**Problem statement**
In the records below, pick out all lines containing the word "prius".

**Data lines**
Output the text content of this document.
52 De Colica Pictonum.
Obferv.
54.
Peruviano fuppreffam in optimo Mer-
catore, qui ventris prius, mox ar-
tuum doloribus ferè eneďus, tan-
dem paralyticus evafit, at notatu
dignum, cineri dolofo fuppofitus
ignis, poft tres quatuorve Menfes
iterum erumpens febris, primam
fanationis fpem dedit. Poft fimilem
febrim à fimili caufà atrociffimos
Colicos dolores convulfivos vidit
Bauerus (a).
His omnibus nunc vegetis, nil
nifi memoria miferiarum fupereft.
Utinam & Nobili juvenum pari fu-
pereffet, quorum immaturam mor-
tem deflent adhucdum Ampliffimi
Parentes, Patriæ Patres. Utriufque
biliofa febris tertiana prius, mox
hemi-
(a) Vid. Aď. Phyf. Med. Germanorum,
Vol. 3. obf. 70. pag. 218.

**Exercise result**
catore, qui ventris prius, mox ar-
biliofa febris tertiana prius, mox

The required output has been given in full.